§ **Prompt 1**:
In the records, copy the lines starting at the one containing "list-item: No need for tape" and ending at the one containing "brand-logo-part-2: rnia: [1249, 58, 1349, 113]", including both.

begin Selected excerpt

The moment I stumbled upon Lyle’s Reimer’s visually arresting instagram feed, I was immediately hooked. It takes you hostage to the worlds of the characters that he created through his solid artistic vision.

Lyle is a mixed-media self-portrait artist that uses “facial adornments and sculptural elements that are made from found objects and recycled garbage.”

Each piece is something that will warrant your full attention. They’re like museum pieces. Some of them may seem loud yet they all possess a subtle aura of finesse and grace within. 

In this exclusive interview, we chatted with Lyle about him growing up as an artist, his art, instagram, his new book and his fashion icons.

For Lyle, art has always been at the core of his being.  Some of his initial memories of life are associated with some medium of art.  Falling asleep with crayons in his hand (with photo documentation from his Mother to substantiate) to creating full productions with props and costume changes; all before embarking on elementary school.

Life and Art have, and always will be one in the same; both exist in a symbiotic relationship with one another.

In 1978, Lyle Daniel Reimer’s life began in Wymark, Saskatchewan a small rural town with less than 200 people.  Reimer soon came to the realization that thinking outside the proverbial box was not only necessary but critical to survival.  Being raised as the youngest of four, these “survival skills” were handed down primarily from his mother.   She nurtured these artistic skills and encouraged Reimer to create something from nothing.  She highlighted recycling long before it was fashionable; television was not part of the home environment; books, coloring pencils and fort building in the great outdoors were the assets of childhood.

After Graduating High school in 1996, Lyle began to carve out a path that would include travel.  Creating large scale commissioned murals was his first foray into art for monetary value and allowed him to begin to see other parts of the country.

International travel was high on the priority list, and so enrolling in a live/work exchange program in Cuba was added to that list.  It was there that he started to see life in the bigger picture and realized that art would be integral to his career path.   Through creating artistic projects with little to no supplies at a “Culture House” in rural Cuba, he was able to access the core values that were given early on in life: making something from nothing.

Lyle then continued to pursue and seek out possible careers in artistic fields that would complement his love for art, fashion and design that would take him to different places.

He began working with local photographers, dance companies and hair salons doing makeup and styling to create a portfolio. 

Shortly after graduation Lyle began a career in Makeup with M.A.C Cosmetics and has spent nearly seventeen years honing his craft and building loyal clientele.

Lyle continues to live a life surrounded by art in a variety of forms and continues to grow his artistic repertoire. His most recent work is a collection of self-portraits that challenge the idea of masculinity and femininity and embrace a spirit of duality and joie de vive.  In October 2013, Instagram highlighted Reimer as an artist to look out for in terms of inspiration in the makeup and mixed media world.

How would you describe your style?

I am a mixed media artist that creates self-portraits which celebrate transformation in a variety of forms.

All the elements used to create the facial adornments and sculptural elements are made from found objects and recycled garbage.  I love the concept of marrying the look of something that appears luxurious and high fashion with literal cast off garbage.

It’s this juxtaposition that creates dialogue in the work.

How do you transition or evolve from make-up to doing both make-up and mixed-media portraits?

Makeup is just a vehicle on the journey, but is not the main mode of transportation. The sculptural elements and the application of makeup have a symbiotic relationship… they both support one another.

end Selected excerpt
begin Supplied records

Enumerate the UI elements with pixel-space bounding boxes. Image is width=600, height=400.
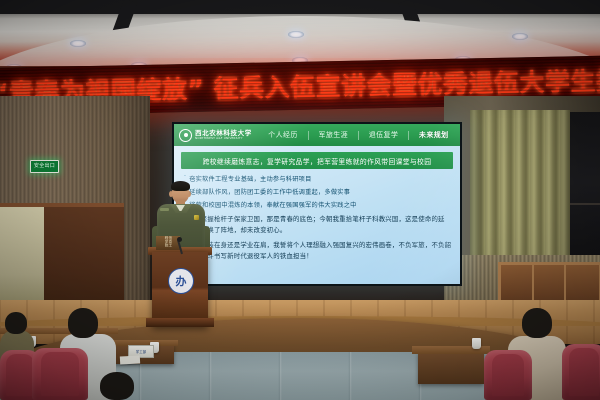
- auditorium-seat: [484, 350, 532, 400]
- ceiling-downlight-icon: [70, 40, 86, 47]
- list-item: · 将营和校园中混炼的本领，奉献在强国强军的伟大实践之中: [184, 200, 453, 209]
- slide-tab-return[interactable]: 退伍复学: [366, 130, 402, 140]
- nav-divider: [308, 131, 309, 140]
- nav-divider: [358, 131, 359, 140]
- speaker-rank-insignia: [160, 208, 169, 211]
- audience-member-head: [5, 312, 27, 334]
- slide-nav-items: 个人经历 军旅生涯 退伍复学 未来规划: [262, 130, 455, 140]
- podium-base: [146, 318, 214, 327]
- water-cup: [472, 338, 481, 349]
- podium-nameplate-text: 信息工程学院: [164, 236, 172, 250]
- list-item: · 夿实软件工程专业基础，主动参与科研项目: [184, 174, 453, 183]
- bullet-text: 延续部队作风，团防团工委的工作中低调重起，多做实事: [189, 187, 350, 196]
- slide-tab-personal[interactable]: 个人经历: [265, 130, 301, 140]
- list-item: · 延续部队作风，团防团工委的工作中低调重起，多做实事: [184, 187, 453, 196]
- slide-title: 跨校继续磨炼意志，复学研究品学，把军营里练就的作风带回课堂与校园: [181, 152, 453, 169]
- slide-paragraph-2: 无论是戎装在身还是学业在肩，我誓将个人理想融入强国复兴的宏伟画卷，不负军旅，不负…: [181, 240, 453, 261]
- slide-paragraph-1: 昔日我紧握枪杆子保家卫国，那是青春的底色；今朝我重拾笔杆子科教兴国，这是使命的延…: [181, 214, 453, 235]
- bullet-text: 夿实软件工程专业基础，主动参与科研项目: [189, 174, 311, 183]
- slide-content: 跨校继续磨炼意志，复学研究品学，把军营里练就的作风带回课堂与校园 · 夿实软件工…: [174, 146, 460, 261]
- university-seal-icon: [179, 129, 192, 142]
- projection-screen: 西北农林科技大学 NORTHWEST A&F UNIVERSITY 个人经历 军…: [172, 122, 462, 286]
- nav-divider: [408, 131, 409, 140]
- audience-member-head: [100, 372, 134, 400]
- emergency-exit-icon: 安全出口: [30, 160, 59, 173]
- ceiling-downlight-icon: [288, 31, 304, 38]
- desk-papers: [120, 355, 140, 364]
- podium-emblem-icon: 办: [168, 268, 194, 294]
- microphone-icon: [177, 237, 182, 242]
- exit-sign-label: 安全出口: [34, 164, 55, 169]
- bullet-text: 将营和校园中混炼的本领，奉献在强国强军的伟大实践之中: [189, 200, 356, 209]
- speaker-chest-badge: [194, 215, 199, 220]
- presentation-slide: 西北农林科技大学 NORTHWEST A&F UNIVERSITY 个人经历 军…: [174, 124, 460, 284]
- podium-emblem-glyph: 办: [176, 276, 187, 287]
- ceiling-downlight-icon: [512, 33, 528, 40]
- auditorium-seat: [32, 348, 88, 400]
- audience-member-head: [68, 308, 98, 338]
- speaker-hair: [171, 181, 190, 191]
- audience-member-head: [522, 308, 552, 338]
- ceiling-beam: [270, 0, 330, 10]
- slide-tab-military[interactable]: 军旅生涯: [315, 130, 351, 140]
- university-logo: 西北农林科技大学 NORTHWEST A&F UNIVERSITY: [179, 129, 252, 142]
- slide-bullet-list: · 夿实软件工程专业基础，主动参与科研项目 · 延续部队作风，团防团工委的工作中…: [181, 174, 453, 209]
- auditorium-photo: “青春为祖国绽放” 征兵入伍宣讲会暨优秀退伍大学生报告会 安全出口 西北农林科技…: [0, 0, 600, 400]
- audience-desk: [418, 352, 484, 384]
- logo-name-en: NORTHWEST A&F UNIVERSITY: [195, 137, 252, 140]
- auditorium-seat: [562, 344, 600, 400]
- desk-nameplate-text: 学工部: [136, 349, 146, 354]
- slide-nav-bar: 西北农林科技大学 NORTHWEST A&F UNIVERSITY 个人经历 军…: [174, 124, 460, 146]
- slide-tab-future[interactable]: 未来规划: [416, 130, 452, 140]
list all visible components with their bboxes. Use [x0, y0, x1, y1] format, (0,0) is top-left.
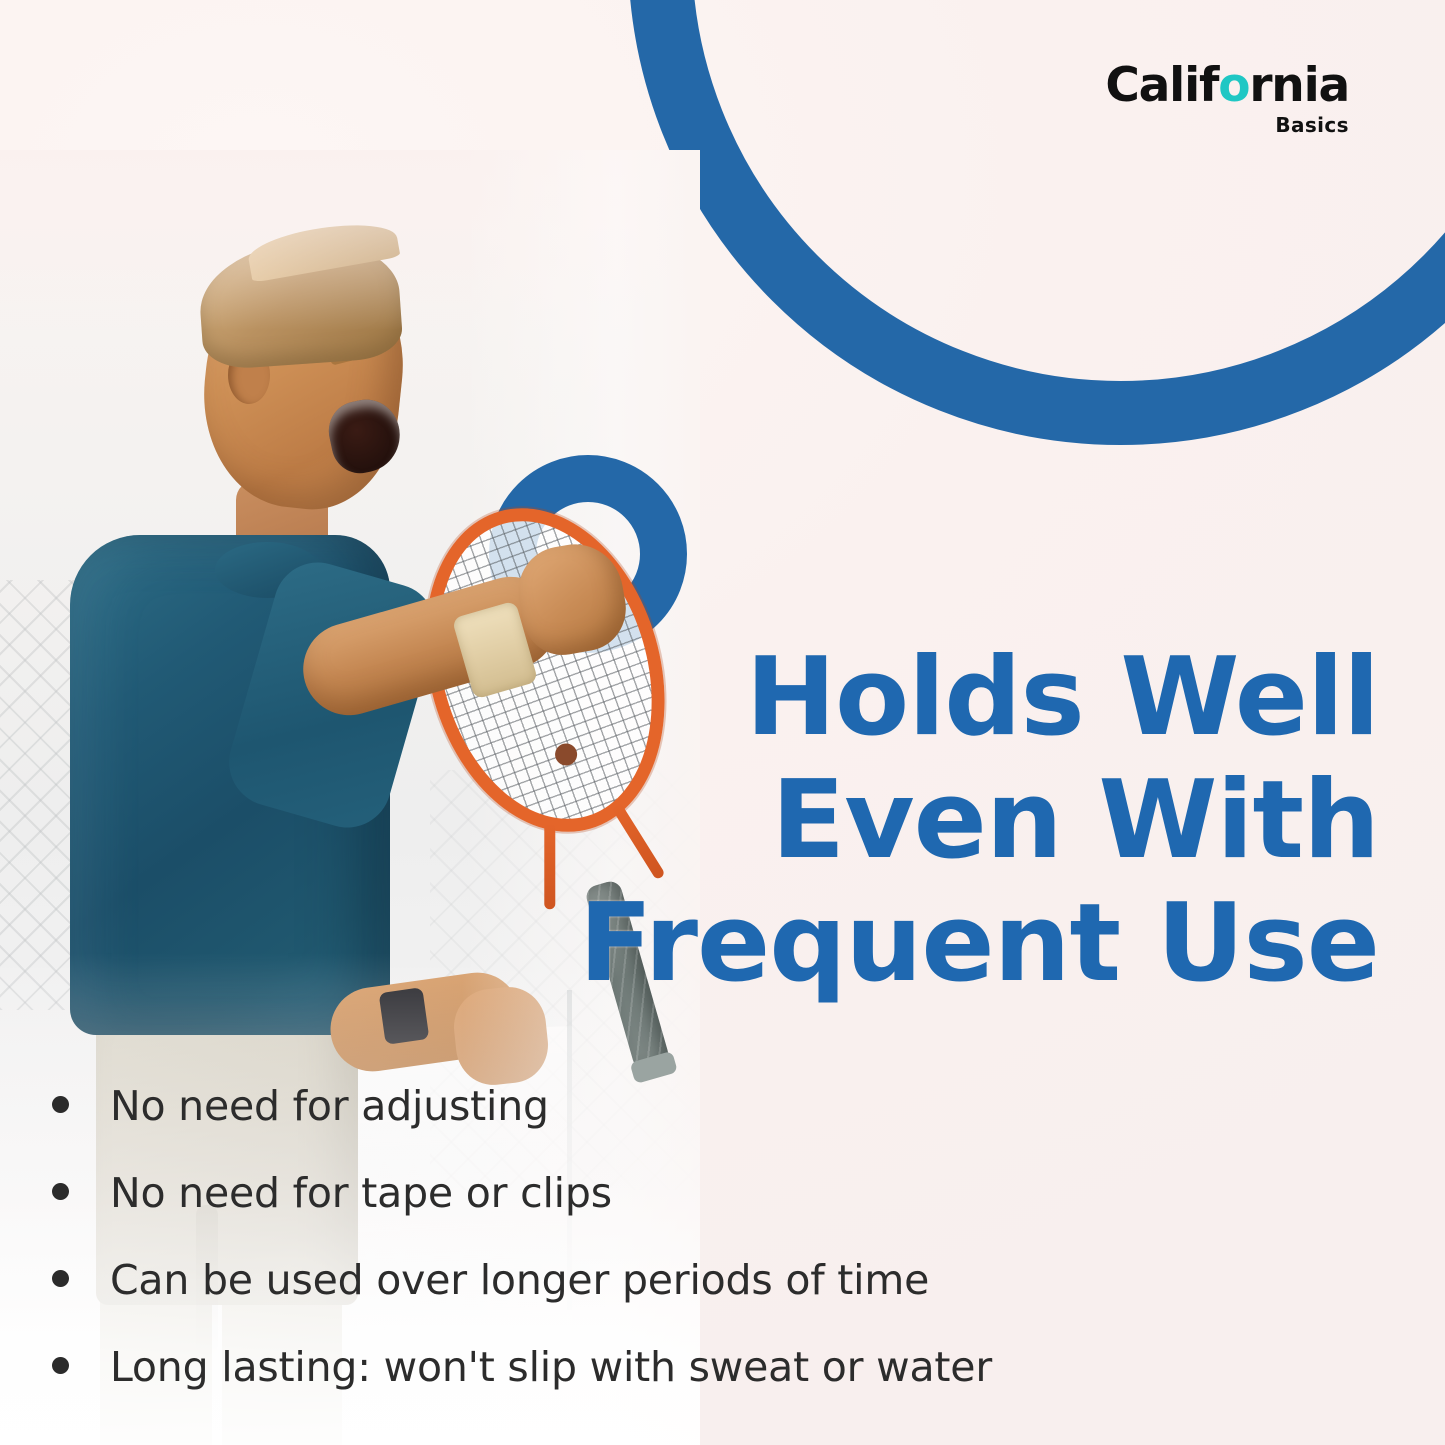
list-item: No need for tape or clips: [52, 1169, 1252, 1256]
brand-logo-subtext: Basics: [1105, 115, 1349, 135]
headline-line-1: Holds Well: [519, 636, 1379, 759]
brand-logo-teal-o: o: [1218, 58, 1249, 113]
brand-logo-part-2: rnia: [1249, 58, 1349, 113]
feature-bullet-list: No need for adjusting No need for tape o…: [52, 1082, 1252, 1430]
brand-logo: California Basics: [1105, 62, 1349, 135]
headline-line-2: Even With: [519, 759, 1379, 882]
bullet-dot-icon: [52, 1270, 69, 1287]
bullet-dot-icon: [52, 1096, 69, 1113]
bullet-label: No need for tape or clips: [110, 1169, 612, 1217]
headline-line-3: Frequent Use: [519, 882, 1379, 1005]
brand-logo-wordmark: California: [1105, 62, 1349, 109]
brand-logo-part-1: Calif: [1105, 58, 1218, 113]
list-item: Long lasting: won't slip with sweat or w…: [52, 1343, 1252, 1430]
bullet-label: Can be used over longer periods of time: [110, 1256, 929, 1304]
page-title: Holds Well Even With Frequent Use: [519, 636, 1379, 1005]
list-item: Can be used over longer periods of time: [52, 1256, 1252, 1343]
list-item: No need for adjusting: [52, 1082, 1252, 1169]
wrist-watch: [379, 987, 430, 1045]
promo-banner: California Basics Holds Well Even With F…: [0, 0, 1445, 1445]
bullet-dot-icon: [52, 1183, 69, 1200]
bullet-dot-icon: [52, 1357, 69, 1374]
bullet-label: No need for adjusting: [110, 1082, 549, 1130]
bullet-label: Long lasting: won't slip with sweat or w…: [110, 1343, 992, 1391]
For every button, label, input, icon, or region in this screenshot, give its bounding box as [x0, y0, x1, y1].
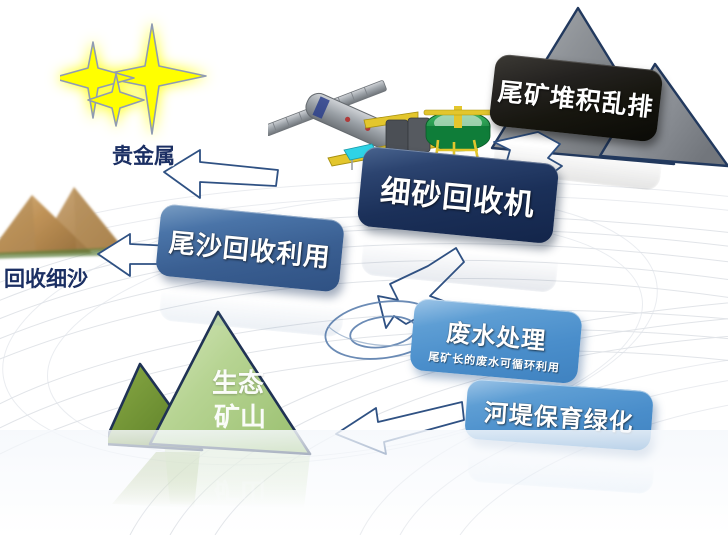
diagram-canvas: 生态 矿山 矿山 尾矿堆积乱排 细砂回收机 尾沙回收利用 废水处理 尾矿长的废水… [0, 0, 728, 535]
node-river-bank-greening[interactable]: 河堤保育绿化 [464, 379, 654, 452]
eco-mine-line1: 生态 [212, 368, 264, 399]
node-label: 废水处理 [445, 312, 548, 356]
eco-mine-line2: 矿山 [214, 402, 266, 433]
node-label: 细砂回收机 [379, 166, 538, 225]
eco-mine-mountains: 生态 矿山 矿山 [108, 308, 368, 508]
node-label: 尾矿堆积乱排 [496, 72, 655, 124]
node-label: 尾沙回收利用 [168, 222, 333, 274]
caption-recovered-fine-sand: 回收细沙 [4, 263, 88, 293]
svg-text:矿山: 矿山 [214, 475, 266, 506]
precious-metal-stars [60, 22, 210, 142]
node-waste-water-treatment[interactable]: 废水处理 尾矿长的废水可循环利用 [409, 298, 583, 384]
caption-precious-metal: 贵金属 [112, 140, 175, 170]
node-label: 河堤保育绿化 [483, 392, 635, 437]
arrow-machine-to-metal [160, 148, 282, 206]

end Supplied records

§ **Prompt 2**:
Answer these questions about the interview with Lyle Reimer:
(a) In what year and in which town did Lyle Daniel Reimer's life begin?
(b) In which country did he enroll in a live/work exchange program?
(c) In what month and year did Instagram highlight him as an artist to look out for?

§ **Final result 1**:
list-item: No need for tape or clips: [52, 1169, 1252, 1256]
brand-logo-subtext: Basics: [1105, 115, 1349, 135]
headline-line-1: Holds Well: [519, 636, 1379, 759]
brand-logo-teal-o: o: [1218, 58, 1249, 113]
brand-logo-part-2: rnia: [1249, 58, 1349, 113]

§ **Final result 2**:
(a) 1978, in Wymark, Saskatchewan.
(b) Cuba.
(c) October 2013.